═════ Records for this task ═════
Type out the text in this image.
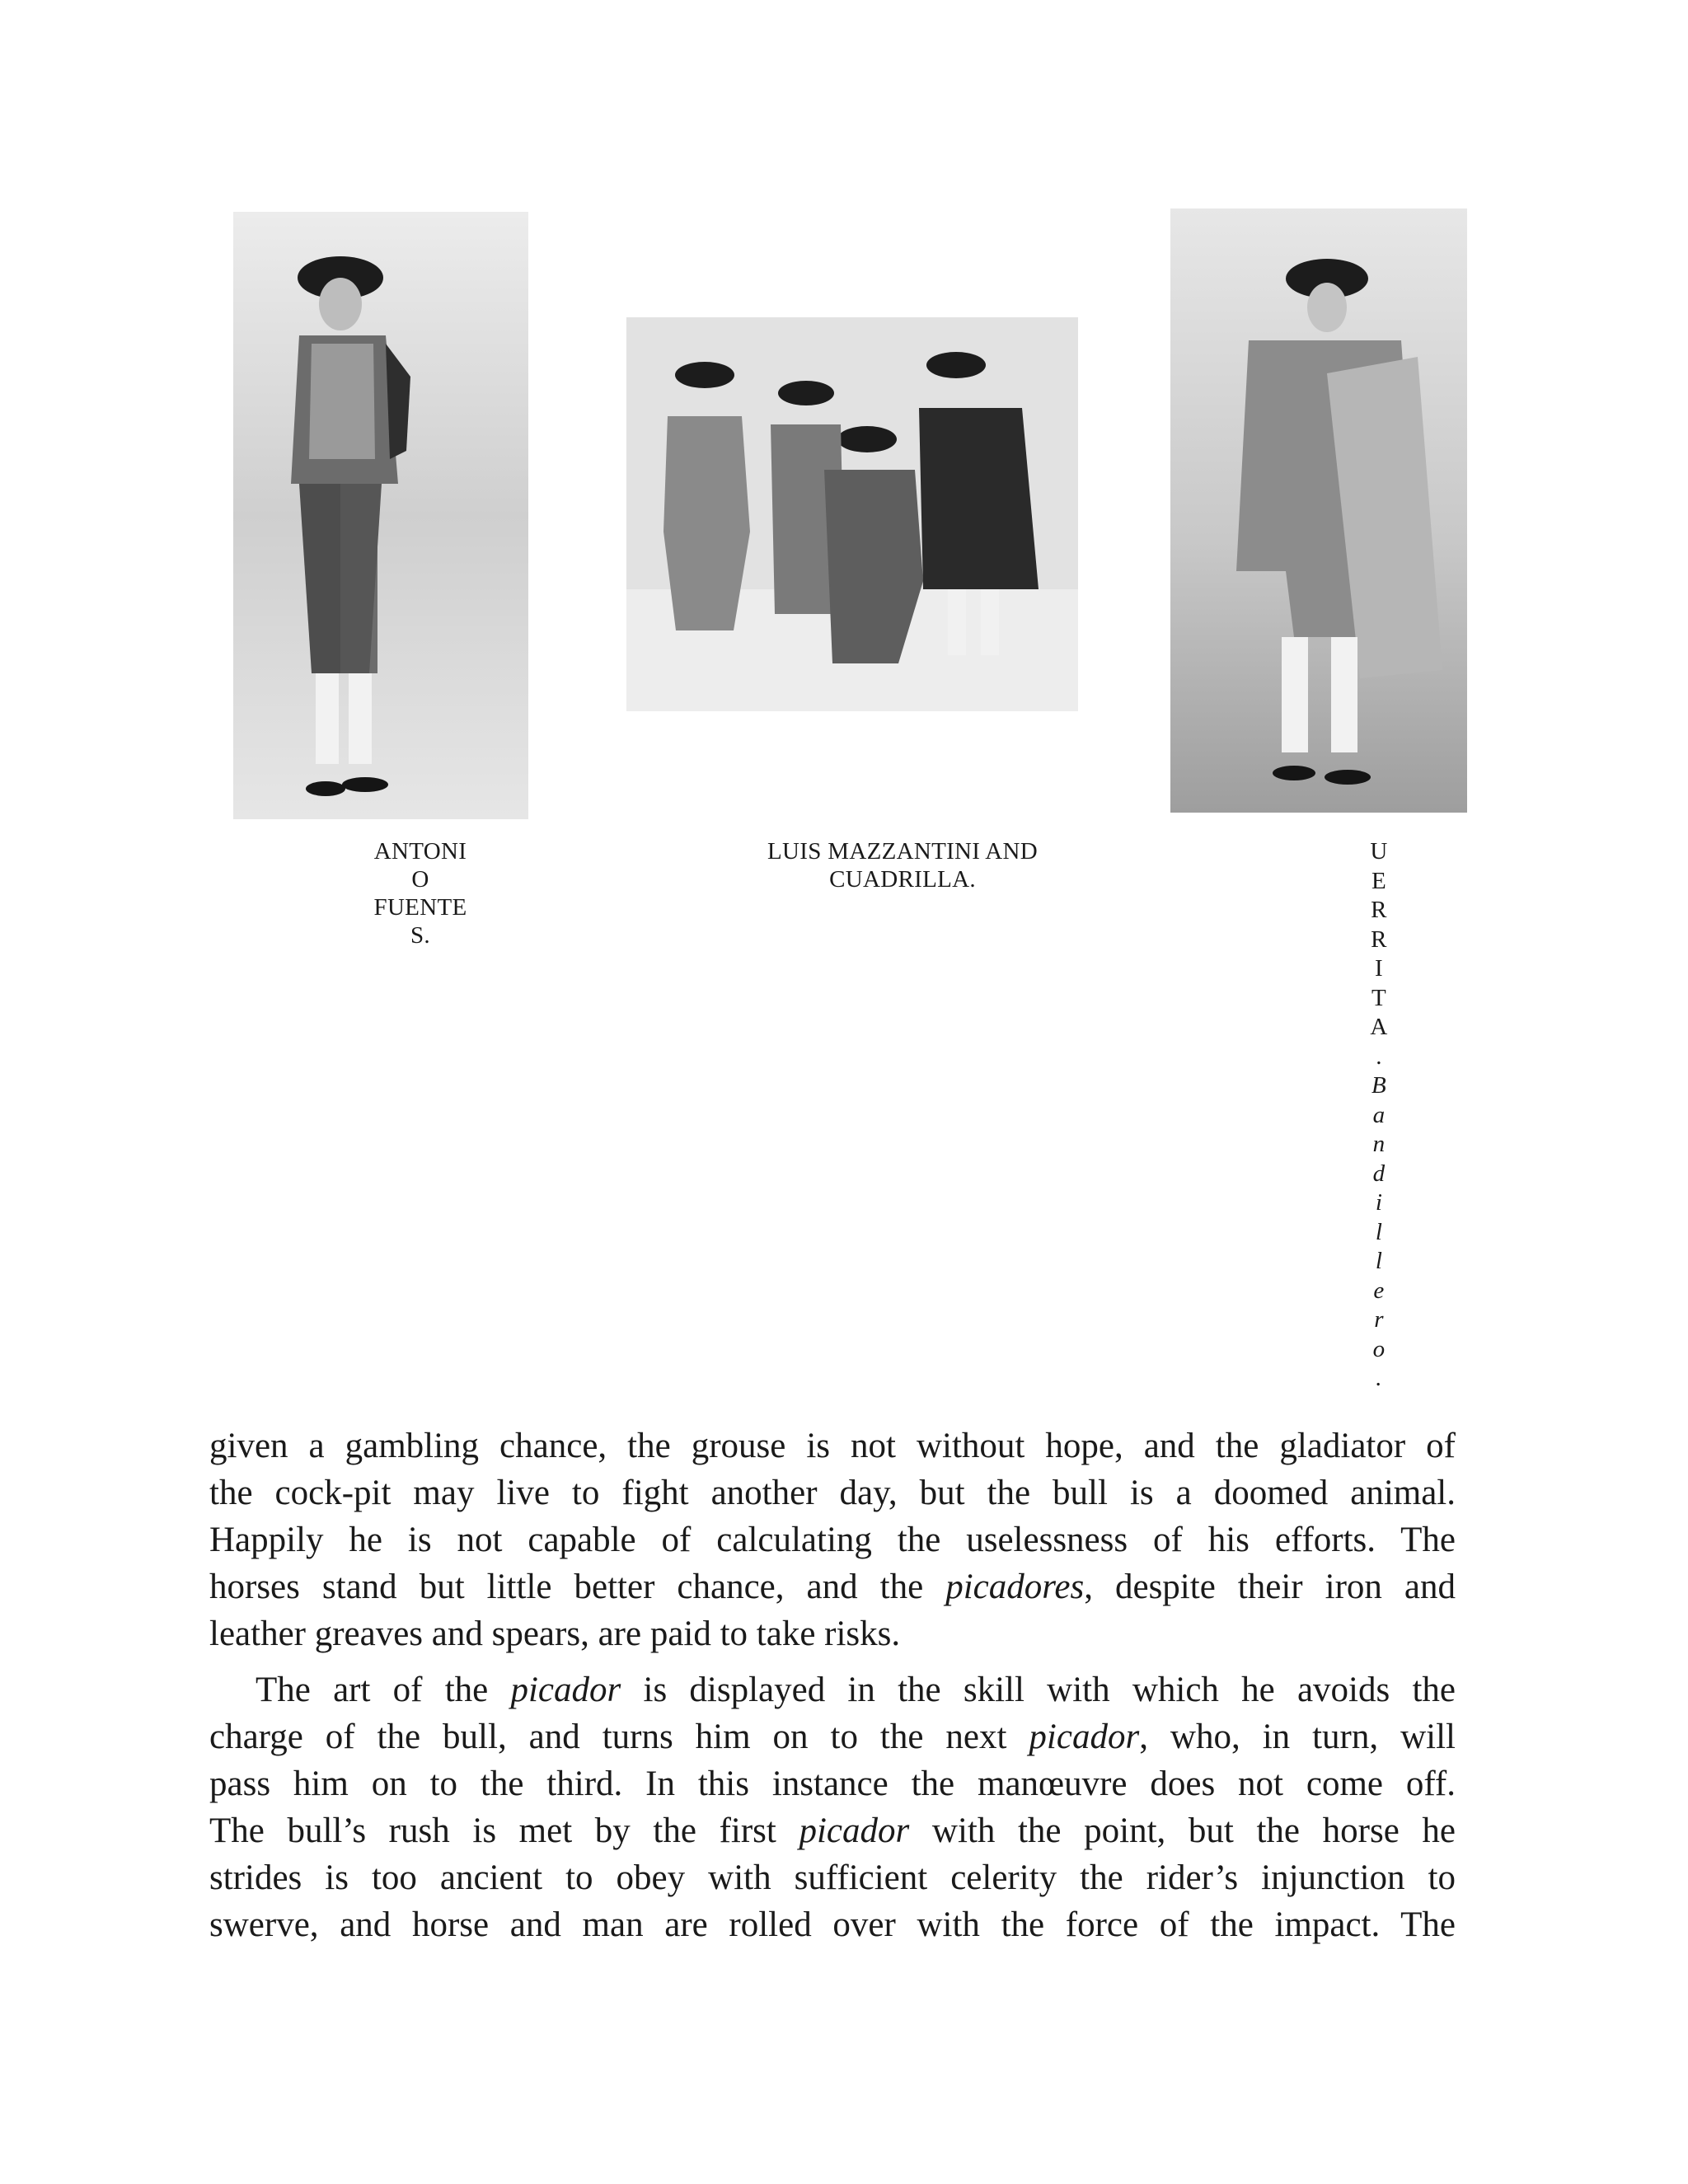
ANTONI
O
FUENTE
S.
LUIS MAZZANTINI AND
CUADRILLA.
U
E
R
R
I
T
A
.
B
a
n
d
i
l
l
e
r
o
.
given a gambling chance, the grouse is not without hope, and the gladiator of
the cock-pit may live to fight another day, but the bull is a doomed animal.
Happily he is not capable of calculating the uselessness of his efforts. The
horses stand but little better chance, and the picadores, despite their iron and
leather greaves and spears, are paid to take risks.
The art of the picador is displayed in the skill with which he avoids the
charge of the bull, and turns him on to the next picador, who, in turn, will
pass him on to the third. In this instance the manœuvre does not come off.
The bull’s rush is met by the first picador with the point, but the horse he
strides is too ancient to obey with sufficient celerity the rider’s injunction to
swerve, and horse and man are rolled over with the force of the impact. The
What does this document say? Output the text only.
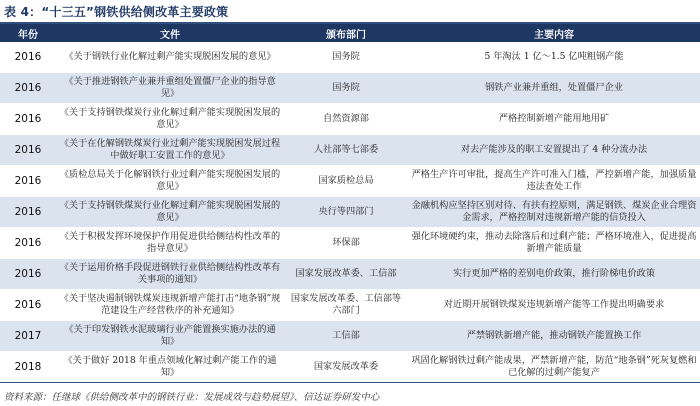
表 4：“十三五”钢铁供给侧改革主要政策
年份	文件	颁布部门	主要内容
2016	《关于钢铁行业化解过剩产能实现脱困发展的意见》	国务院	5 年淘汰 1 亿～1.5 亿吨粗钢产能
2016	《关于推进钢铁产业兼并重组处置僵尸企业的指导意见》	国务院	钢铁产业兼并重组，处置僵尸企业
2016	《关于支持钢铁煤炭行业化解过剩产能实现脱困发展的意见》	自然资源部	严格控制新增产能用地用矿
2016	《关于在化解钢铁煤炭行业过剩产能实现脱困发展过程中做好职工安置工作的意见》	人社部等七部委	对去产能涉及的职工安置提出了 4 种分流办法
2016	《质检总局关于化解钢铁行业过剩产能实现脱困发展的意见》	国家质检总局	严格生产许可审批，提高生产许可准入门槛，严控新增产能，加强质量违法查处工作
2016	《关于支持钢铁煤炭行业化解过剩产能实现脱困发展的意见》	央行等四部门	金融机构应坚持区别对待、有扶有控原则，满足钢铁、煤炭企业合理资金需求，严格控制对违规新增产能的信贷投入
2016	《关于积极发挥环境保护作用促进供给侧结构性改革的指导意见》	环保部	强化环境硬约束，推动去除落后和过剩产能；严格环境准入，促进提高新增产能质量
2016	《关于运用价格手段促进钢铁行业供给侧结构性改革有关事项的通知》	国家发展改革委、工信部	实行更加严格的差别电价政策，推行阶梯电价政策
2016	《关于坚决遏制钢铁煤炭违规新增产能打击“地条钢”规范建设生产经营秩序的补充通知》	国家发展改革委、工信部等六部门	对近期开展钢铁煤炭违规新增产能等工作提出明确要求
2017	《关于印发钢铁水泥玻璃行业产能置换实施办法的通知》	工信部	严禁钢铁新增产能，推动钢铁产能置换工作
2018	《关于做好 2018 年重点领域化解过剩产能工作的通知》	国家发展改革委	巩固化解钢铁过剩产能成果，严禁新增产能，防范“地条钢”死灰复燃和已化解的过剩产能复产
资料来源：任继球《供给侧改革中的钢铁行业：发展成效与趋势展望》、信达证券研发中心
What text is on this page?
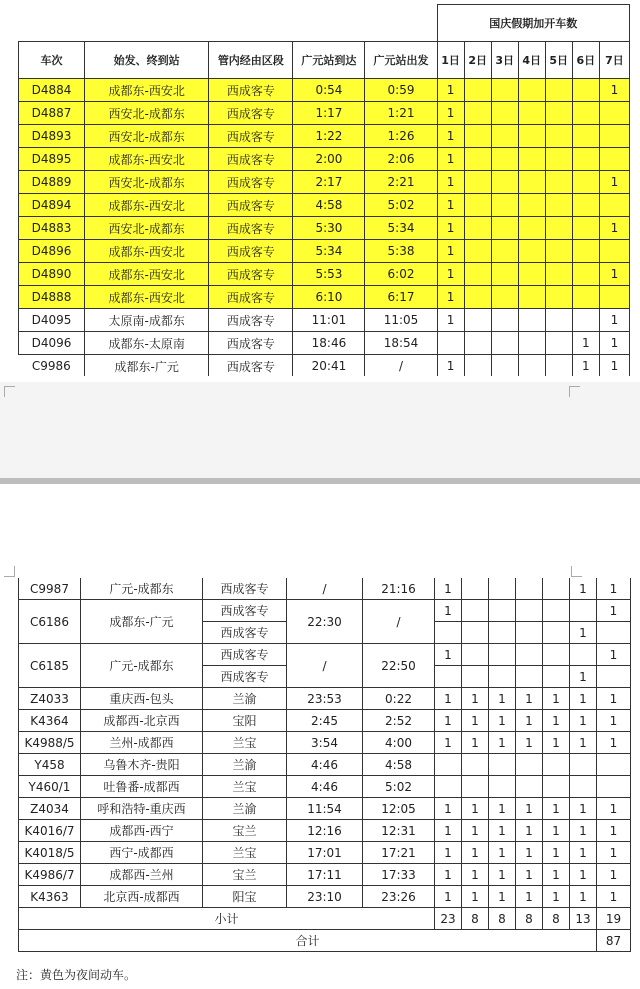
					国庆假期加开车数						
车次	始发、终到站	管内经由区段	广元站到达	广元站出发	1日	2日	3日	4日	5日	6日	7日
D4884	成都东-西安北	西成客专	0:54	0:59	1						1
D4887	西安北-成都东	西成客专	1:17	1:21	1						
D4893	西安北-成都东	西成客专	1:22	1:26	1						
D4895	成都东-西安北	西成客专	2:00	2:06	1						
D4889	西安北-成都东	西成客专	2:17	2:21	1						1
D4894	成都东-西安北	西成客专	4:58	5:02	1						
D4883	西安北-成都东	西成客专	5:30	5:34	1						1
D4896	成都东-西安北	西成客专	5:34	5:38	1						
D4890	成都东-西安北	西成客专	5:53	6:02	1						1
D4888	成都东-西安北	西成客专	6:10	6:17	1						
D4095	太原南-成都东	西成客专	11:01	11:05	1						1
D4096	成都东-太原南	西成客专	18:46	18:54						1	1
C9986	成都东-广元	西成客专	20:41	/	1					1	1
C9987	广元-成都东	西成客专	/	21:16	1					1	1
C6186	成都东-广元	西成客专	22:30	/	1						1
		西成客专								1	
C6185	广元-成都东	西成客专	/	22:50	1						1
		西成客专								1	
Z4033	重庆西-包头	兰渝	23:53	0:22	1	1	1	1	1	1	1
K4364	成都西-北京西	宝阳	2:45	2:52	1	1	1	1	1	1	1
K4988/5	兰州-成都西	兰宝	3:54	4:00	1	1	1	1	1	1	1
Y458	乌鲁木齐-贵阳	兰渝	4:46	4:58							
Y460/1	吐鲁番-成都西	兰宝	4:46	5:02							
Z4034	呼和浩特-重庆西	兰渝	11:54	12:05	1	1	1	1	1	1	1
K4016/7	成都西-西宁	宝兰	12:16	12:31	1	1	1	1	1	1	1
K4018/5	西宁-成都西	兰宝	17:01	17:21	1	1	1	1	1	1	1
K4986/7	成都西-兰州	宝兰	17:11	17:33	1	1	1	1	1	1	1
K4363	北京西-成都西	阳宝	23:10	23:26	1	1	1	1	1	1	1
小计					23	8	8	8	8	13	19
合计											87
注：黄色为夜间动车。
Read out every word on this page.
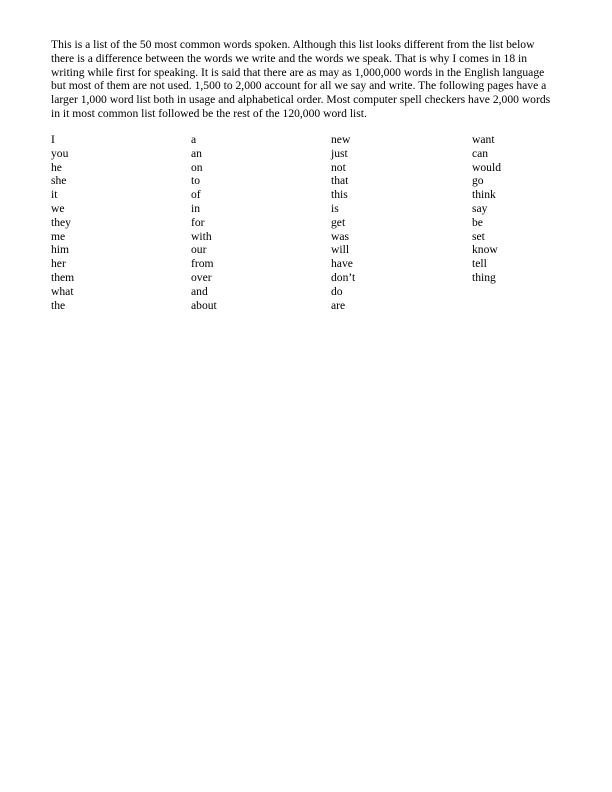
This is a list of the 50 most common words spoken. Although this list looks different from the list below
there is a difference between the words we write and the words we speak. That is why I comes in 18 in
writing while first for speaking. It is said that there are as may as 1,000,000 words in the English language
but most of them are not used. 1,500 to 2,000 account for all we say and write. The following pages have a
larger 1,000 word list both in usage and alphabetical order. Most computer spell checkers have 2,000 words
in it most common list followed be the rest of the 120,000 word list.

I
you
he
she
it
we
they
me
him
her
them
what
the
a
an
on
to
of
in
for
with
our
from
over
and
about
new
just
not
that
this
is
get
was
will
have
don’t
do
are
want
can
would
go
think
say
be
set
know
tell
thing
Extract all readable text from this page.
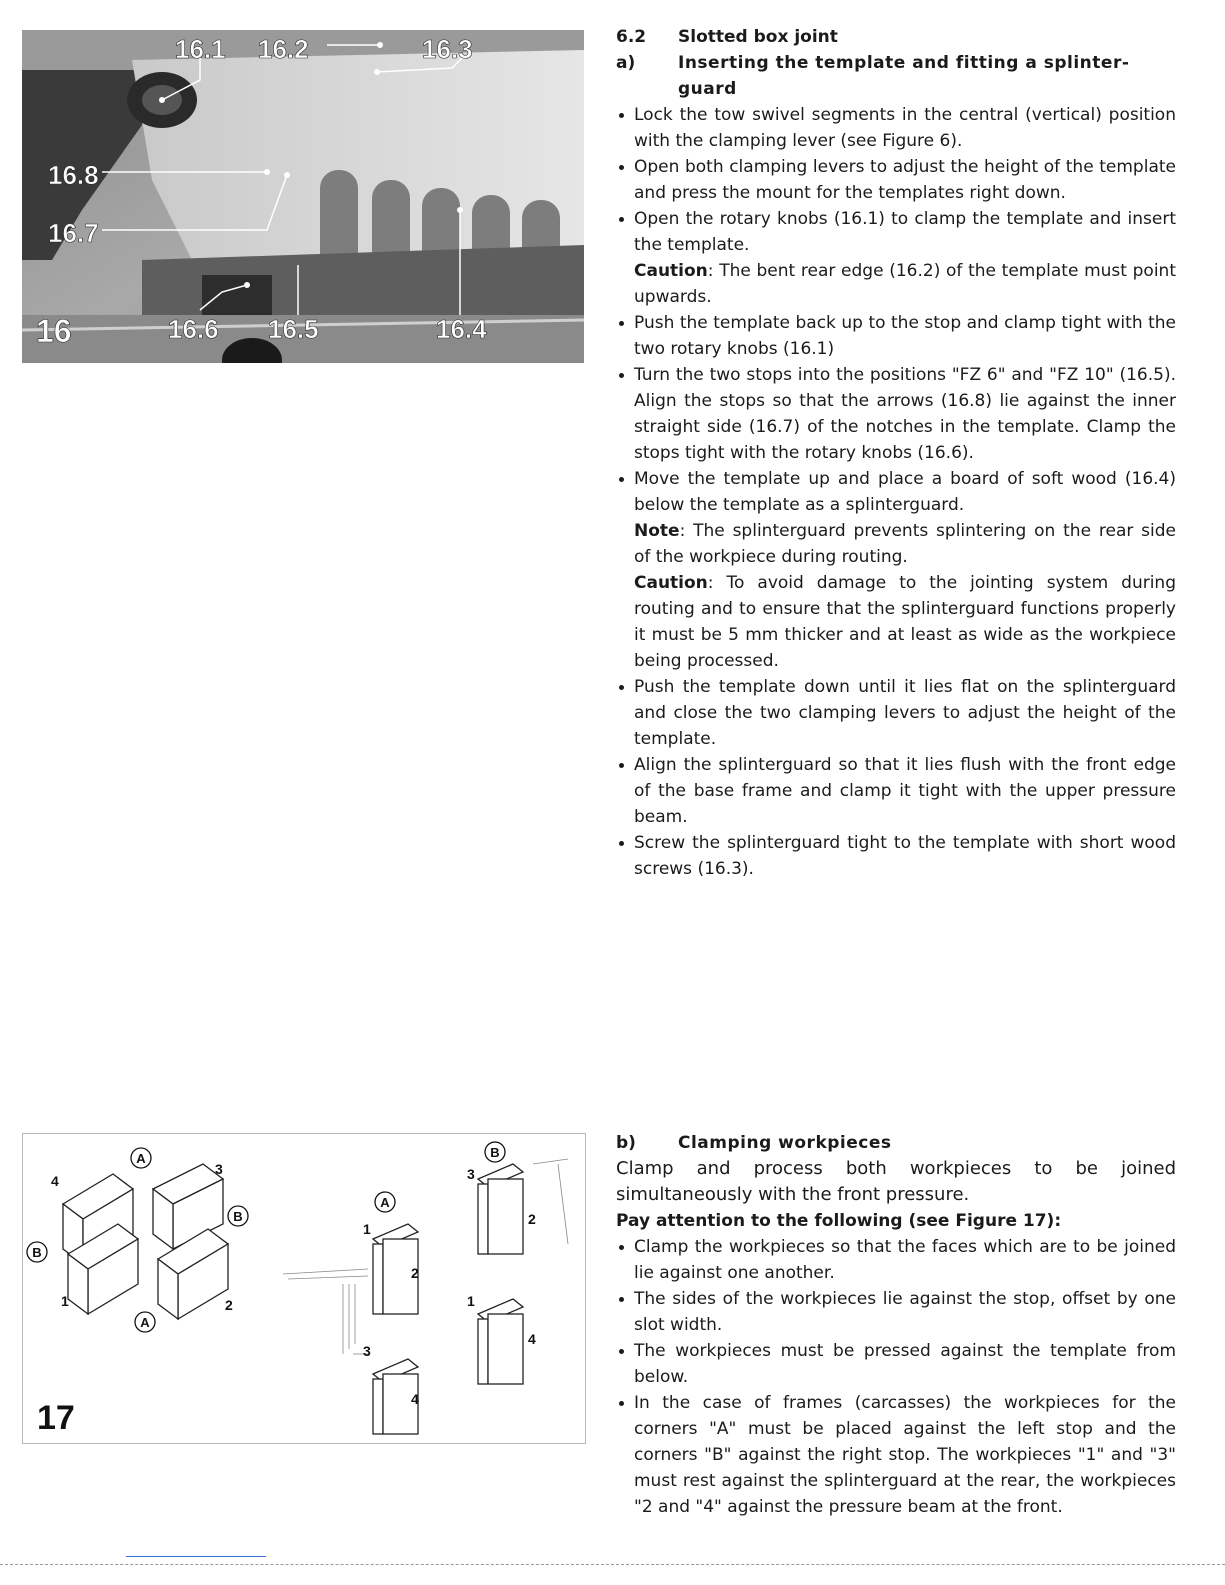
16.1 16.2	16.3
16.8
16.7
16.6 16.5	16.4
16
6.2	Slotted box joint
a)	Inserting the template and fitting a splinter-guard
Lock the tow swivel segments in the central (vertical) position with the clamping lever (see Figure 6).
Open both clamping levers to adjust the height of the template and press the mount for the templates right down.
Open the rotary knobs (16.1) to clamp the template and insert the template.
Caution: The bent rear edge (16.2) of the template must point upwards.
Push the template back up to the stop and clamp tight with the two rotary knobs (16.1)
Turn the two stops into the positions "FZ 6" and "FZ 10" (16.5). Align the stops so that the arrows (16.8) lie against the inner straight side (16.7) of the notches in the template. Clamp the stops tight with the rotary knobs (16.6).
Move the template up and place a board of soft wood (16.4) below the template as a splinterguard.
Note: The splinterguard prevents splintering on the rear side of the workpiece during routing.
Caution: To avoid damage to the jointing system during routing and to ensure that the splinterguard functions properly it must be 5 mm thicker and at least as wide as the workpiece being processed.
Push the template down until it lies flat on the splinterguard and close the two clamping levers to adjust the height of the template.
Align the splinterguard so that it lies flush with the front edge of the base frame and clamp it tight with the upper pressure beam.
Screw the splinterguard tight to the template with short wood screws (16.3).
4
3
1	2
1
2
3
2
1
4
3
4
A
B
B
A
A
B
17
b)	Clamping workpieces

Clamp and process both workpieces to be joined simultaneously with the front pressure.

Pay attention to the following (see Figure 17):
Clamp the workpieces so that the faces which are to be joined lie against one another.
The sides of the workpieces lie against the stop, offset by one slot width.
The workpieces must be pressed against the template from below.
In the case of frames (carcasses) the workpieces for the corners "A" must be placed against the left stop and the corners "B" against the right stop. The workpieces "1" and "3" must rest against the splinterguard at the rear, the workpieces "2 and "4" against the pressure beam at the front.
═════
Exercise directions: Among the entries above, identify all lines with "another" and copy them.

Response to the task:
the cock-pit may live to fight another day, but the bull is a doomed animal.
Clamp the workpieces so that the faces which are to be joined lie against one another.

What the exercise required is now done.